= Goal of the exercise =
Read the lines below. Copy out any that hold the string "Number".

= Input records =
____

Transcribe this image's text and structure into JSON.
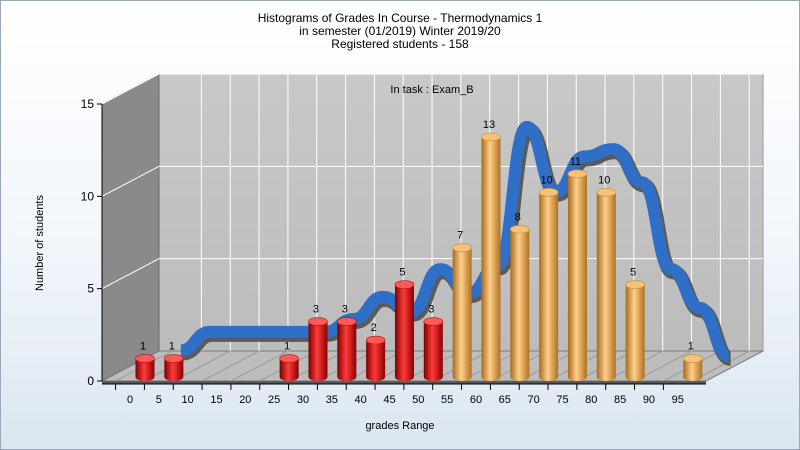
{
  "chart_data": {
    "type": "bar",
    "title_lines": [
      "Histograms of Grades  In Course - Thermodynamics 1",
      "in semester  (01/2019) Winter 2019/20",
      "Registered students - 158"
    ],
    "annotation": "In task : Exam_B",
    "xlabel": "grades Range",
    "ylabel": "Number of students",
    "ylim": [
      0,
      15
    ],
    "yticks": [
      0,
      5,
      10,
      15
    ],
    "categories": [
      "0",
      "5",
      "10",
      "15",
      "20",
      "25",
      "30",
      "35",
      "40",
      "45",
      "50",
      "55",
      "60",
      "65",
      "70",
      "75",
      "80",
      "85",
      "90",
      "95"
    ],
    "values": [
      1,
      1,
      0,
      0,
      0,
      1,
      3,
      3,
      2,
      5,
      3,
      7,
      13,
      8,
      10,
      11,
      10,
      5,
      0,
      1
    ],
    "pass_threshold": 55,
    "colors": {
      "fail_bar": "#e01818",
      "pass_bar": "#e8a23c",
      "curve": "#2f6fc8",
      "curve_shadow": "#5a5a5a",
      "wall": "#c4c4c4",
      "side_wall": "#8a8a8a"
    },
    "trend_curve": [
      {
        "x": 5,
        "y": 0.9
      },
      {
        "x": 10,
        "y": 1.9
      },
      {
        "x": 15,
        "y": 1.9
      },
      {
        "x": 20,
        "y": 1.9
      },
      {
        "x": 25,
        "y": 1.9
      },
      {
        "x": 30,
        "y": 1.9
      },
      {
        "x": 35,
        "y": 2.6
      },
      {
        "x": 40,
        "y": 3.8
      },
      {
        "x": 45,
        "y": 3.0
      },
      {
        "x": 50,
        "y": 5.3
      },
      {
        "x": 55,
        "y": 4.0
      },
      {
        "x": 60,
        "y": 5.5
      },
      {
        "x": 65,
        "y": 13.0
      },
      {
        "x": 70,
        "y": 9.5
      },
      {
        "x": 75,
        "y": 11.4
      },
      {
        "x": 80,
        "y": 11.8
      },
      {
        "x": 85,
        "y": 10.0
      },
      {
        "x": 90,
        "y": 5.3
      },
      {
        "x": 95,
        "y": 3.2
      },
      {
        "x": 100,
        "y": 0.6
      }
    ]
  }
}
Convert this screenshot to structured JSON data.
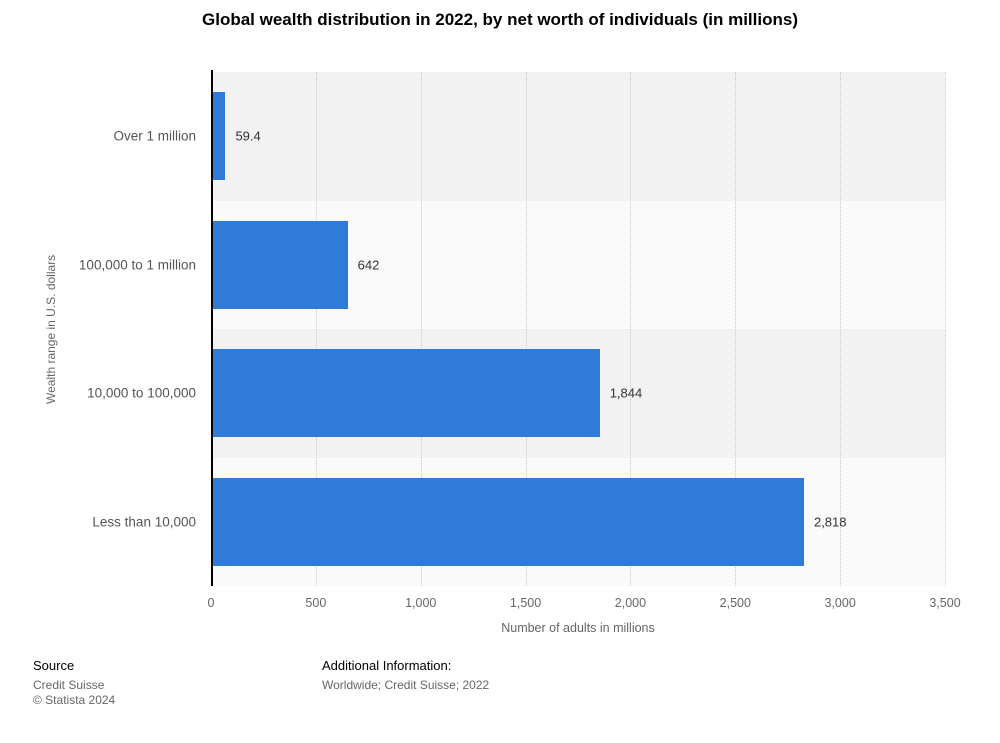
{
  "chart_data": {
    "type": "bar",
    "orientation": "horizontal",
    "title": "Global wealth distribution in 2022, by net worth of individuals (in millions)",
    "categories": [
      "Over 1 million",
      "100,000 to 1 million",
      "10,000 to 100,000",
      "Less than 10,000"
    ],
    "values": [
      59.4,
      642,
      1844,
      2818
    ],
    "value_labels": [
      "59.4",
      "642",
      "1,844",
      "2,818"
    ],
    "xlabel": "Number of adults in millions",
    "ylabel": "Wealth range in U.S. dollars",
    "xlim": [
      0,
      3500
    ],
    "ticks": [
      0,
      500,
      1000,
      1500,
      2000,
      2500,
      3000,
      3500
    ],
    "tick_labels": [
      "0",
      "500",
      "1,000",
      "1,500",
      "2,000",
      "2,500",
      "3,000",
      "3,500"
    ],
    "bar_color": "#2f7bd8",
    "band_colors": [
      "#f2f2f2",
      "#fafafa"
    ],
    "grid": "vertical-dotted",
    "legend": "none"
  },
  "footer": {
    "source_label": "Source",
    "source_name": "Credit Suisse",
    "copyright": "© Statista 2024",
    "additional_label": "Additional Information:",
    "additional_info": "Worldwide; Credit Suisse; 2022"
  }
}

____

= Completed exercise =
    "ylabel": "Number of students",
    "xlabel": "Number of adults in millions",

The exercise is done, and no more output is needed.